## GIVEN INSTRUCTION
Count how many lines in this material contain "opera". The answer is that number alone.

## LISTED RECORDS
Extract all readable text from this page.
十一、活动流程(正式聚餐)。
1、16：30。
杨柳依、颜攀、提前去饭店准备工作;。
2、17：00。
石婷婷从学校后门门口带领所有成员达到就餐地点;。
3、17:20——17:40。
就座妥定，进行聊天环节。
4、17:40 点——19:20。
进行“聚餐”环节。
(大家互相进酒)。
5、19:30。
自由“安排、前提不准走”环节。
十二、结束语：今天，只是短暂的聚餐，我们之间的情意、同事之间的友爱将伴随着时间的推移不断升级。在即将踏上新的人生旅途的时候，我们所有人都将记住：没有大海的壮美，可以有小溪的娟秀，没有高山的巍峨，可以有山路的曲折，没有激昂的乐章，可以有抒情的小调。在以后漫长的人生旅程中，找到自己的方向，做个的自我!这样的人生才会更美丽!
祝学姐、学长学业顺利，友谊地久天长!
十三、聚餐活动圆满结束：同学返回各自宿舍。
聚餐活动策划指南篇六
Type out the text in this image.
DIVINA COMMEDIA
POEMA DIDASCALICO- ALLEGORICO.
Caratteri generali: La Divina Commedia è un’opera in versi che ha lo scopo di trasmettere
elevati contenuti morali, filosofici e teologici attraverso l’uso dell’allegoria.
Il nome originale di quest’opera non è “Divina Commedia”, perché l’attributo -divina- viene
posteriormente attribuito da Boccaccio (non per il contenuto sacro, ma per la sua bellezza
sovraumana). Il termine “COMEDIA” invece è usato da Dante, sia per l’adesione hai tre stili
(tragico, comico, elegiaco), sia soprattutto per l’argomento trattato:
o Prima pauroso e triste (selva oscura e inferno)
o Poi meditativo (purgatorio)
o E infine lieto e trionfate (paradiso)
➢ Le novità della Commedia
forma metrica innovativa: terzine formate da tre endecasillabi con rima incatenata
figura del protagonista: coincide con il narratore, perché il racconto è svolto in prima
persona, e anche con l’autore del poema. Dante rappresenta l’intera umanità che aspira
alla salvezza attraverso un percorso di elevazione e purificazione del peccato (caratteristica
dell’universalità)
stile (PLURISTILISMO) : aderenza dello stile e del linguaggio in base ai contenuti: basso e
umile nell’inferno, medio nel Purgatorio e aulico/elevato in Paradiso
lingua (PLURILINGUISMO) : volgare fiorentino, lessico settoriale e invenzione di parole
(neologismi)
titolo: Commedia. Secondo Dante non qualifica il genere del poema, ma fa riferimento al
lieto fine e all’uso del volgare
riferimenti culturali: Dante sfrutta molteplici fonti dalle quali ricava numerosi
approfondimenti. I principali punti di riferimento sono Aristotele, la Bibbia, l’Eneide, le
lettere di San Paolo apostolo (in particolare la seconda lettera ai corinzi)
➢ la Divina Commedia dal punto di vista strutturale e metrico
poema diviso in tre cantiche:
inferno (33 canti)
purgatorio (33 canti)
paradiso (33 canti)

## WRITTEN RESPONSE
2